Task requirements:
Below are some records. Say in a single number how many of their lines include the word "this".

============

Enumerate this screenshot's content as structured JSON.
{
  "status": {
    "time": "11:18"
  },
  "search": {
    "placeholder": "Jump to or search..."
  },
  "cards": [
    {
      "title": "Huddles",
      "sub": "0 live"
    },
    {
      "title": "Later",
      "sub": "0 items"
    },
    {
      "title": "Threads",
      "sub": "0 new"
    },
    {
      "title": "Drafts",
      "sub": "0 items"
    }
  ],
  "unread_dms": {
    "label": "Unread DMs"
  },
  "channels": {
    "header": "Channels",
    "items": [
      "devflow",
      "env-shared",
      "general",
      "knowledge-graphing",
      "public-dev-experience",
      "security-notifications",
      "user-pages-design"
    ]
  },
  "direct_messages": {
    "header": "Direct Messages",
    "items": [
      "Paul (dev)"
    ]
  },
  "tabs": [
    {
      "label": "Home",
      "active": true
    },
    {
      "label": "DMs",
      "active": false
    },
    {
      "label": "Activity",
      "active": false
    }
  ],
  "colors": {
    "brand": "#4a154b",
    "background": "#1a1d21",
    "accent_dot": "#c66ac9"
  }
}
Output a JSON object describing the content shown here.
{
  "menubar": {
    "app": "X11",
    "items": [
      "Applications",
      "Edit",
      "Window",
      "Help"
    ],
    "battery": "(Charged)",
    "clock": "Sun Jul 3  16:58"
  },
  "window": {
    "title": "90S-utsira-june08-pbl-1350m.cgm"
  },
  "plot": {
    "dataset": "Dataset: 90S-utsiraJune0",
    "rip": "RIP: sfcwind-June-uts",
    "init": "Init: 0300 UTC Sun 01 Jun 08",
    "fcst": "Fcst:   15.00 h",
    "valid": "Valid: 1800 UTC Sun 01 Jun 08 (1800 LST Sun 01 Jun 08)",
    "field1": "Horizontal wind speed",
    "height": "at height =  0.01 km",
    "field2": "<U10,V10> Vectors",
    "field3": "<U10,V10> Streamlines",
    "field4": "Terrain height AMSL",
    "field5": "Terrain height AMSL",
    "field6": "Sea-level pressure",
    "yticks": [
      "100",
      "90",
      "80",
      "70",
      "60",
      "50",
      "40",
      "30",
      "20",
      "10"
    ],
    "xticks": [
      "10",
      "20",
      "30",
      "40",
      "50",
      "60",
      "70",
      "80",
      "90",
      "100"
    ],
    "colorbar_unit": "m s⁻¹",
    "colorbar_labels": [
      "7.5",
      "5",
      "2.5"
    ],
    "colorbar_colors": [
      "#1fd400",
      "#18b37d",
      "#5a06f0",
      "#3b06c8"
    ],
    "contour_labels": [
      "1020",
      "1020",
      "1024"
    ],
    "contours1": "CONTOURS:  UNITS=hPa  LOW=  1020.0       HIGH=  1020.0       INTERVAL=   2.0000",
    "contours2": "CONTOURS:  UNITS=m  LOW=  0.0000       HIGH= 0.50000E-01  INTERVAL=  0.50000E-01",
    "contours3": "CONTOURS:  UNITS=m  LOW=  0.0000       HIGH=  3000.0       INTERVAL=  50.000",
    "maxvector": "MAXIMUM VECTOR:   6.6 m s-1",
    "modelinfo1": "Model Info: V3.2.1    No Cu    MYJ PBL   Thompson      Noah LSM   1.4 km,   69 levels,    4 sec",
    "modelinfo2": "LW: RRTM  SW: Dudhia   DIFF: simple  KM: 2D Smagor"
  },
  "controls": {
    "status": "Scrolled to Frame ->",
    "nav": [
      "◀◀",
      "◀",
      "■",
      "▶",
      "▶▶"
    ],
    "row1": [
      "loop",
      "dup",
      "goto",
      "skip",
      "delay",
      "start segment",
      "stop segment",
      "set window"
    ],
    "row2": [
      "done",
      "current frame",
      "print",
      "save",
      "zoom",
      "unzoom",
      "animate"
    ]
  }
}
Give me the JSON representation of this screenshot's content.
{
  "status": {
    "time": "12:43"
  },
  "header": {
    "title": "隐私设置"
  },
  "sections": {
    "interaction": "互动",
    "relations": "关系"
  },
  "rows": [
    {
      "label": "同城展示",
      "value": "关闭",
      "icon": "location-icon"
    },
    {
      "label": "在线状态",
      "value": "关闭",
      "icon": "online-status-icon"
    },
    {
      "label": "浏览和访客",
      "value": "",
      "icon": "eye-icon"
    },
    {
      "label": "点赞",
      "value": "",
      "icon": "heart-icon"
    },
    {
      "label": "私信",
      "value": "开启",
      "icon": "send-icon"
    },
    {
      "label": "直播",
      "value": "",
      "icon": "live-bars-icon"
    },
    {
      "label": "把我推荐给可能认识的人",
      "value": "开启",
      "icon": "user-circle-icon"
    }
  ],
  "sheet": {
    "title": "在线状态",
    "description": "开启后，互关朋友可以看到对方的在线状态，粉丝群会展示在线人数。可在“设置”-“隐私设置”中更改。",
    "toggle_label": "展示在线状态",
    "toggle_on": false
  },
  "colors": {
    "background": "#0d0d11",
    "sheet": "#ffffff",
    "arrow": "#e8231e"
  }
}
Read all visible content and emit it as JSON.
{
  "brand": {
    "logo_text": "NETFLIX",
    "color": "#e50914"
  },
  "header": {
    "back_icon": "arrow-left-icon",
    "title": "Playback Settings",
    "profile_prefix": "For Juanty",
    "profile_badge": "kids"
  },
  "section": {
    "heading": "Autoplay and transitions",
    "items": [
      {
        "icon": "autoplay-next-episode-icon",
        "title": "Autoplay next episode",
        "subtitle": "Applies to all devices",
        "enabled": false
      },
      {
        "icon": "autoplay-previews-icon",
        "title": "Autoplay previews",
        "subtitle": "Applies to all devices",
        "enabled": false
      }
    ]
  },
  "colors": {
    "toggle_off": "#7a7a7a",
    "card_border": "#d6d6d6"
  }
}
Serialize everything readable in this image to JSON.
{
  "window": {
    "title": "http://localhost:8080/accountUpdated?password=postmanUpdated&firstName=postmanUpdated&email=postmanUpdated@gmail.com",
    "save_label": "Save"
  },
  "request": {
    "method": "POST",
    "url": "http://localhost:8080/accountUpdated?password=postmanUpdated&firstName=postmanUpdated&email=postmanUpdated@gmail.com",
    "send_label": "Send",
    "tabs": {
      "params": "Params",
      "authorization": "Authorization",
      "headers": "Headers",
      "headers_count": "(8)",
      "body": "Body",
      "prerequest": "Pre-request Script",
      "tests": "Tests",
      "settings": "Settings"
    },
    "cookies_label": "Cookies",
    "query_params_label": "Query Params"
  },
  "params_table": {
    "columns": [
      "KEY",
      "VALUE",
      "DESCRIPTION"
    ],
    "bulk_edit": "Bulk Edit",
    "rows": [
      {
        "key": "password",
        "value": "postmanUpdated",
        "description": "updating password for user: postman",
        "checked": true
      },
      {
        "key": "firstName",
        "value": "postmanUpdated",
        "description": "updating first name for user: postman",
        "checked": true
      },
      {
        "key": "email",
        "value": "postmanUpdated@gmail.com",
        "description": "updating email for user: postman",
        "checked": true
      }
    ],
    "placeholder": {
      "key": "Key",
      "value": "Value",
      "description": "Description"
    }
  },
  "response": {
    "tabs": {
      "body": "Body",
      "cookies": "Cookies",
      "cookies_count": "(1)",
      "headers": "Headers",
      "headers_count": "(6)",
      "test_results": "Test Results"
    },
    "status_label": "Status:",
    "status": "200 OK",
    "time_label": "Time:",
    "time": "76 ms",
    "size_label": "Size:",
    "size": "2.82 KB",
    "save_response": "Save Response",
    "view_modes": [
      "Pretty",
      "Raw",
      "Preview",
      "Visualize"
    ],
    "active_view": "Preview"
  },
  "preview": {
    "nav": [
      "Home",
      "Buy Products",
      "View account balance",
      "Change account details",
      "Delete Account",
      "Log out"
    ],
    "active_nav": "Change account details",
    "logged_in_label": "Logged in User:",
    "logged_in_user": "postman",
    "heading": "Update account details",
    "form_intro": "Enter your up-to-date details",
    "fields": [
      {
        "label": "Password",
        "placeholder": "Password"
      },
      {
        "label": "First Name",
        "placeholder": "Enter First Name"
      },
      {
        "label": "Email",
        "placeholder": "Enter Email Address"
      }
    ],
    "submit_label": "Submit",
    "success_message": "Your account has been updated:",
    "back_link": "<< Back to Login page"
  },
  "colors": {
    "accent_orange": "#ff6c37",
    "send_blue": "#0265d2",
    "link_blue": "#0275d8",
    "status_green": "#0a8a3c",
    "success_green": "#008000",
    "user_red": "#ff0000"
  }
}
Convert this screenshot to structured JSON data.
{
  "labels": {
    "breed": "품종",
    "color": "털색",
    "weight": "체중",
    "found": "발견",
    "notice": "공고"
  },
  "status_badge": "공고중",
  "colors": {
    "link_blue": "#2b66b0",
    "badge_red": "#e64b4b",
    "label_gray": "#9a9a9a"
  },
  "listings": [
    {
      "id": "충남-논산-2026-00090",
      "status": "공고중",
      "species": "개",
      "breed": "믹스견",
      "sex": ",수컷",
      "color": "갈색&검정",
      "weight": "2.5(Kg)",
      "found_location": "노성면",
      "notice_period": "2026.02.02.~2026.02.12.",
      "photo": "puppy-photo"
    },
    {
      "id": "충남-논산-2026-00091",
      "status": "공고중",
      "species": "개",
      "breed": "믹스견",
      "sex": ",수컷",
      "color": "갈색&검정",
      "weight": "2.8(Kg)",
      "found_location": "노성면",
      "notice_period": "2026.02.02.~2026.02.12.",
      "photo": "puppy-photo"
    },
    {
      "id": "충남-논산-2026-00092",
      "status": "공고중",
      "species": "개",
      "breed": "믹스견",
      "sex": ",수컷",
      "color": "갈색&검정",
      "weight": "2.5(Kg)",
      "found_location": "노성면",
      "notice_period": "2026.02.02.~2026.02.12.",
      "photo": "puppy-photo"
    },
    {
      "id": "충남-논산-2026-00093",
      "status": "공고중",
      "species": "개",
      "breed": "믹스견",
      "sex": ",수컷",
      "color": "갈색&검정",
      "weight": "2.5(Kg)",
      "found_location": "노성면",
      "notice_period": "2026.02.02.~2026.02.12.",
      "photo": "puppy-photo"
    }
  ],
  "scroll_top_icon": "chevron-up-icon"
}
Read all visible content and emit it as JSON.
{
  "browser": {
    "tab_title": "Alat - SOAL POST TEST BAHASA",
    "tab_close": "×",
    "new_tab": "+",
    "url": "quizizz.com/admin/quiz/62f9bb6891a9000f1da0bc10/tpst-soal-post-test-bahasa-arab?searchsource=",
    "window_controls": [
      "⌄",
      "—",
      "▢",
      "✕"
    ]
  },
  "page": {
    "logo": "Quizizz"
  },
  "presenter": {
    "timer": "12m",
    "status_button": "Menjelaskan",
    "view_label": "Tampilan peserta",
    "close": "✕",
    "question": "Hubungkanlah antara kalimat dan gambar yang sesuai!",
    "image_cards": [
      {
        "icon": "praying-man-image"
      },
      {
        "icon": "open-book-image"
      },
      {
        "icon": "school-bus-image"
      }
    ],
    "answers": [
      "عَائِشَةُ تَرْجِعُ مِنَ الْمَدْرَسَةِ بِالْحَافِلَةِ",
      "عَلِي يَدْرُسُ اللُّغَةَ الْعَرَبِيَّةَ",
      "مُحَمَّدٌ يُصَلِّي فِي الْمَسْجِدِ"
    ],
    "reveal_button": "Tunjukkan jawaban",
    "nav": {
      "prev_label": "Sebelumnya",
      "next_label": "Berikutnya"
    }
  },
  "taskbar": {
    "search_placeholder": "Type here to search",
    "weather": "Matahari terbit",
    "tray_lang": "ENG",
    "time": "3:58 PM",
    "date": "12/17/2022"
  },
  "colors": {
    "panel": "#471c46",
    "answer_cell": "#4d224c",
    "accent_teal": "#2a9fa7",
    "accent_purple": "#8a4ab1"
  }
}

============

Full answer:
4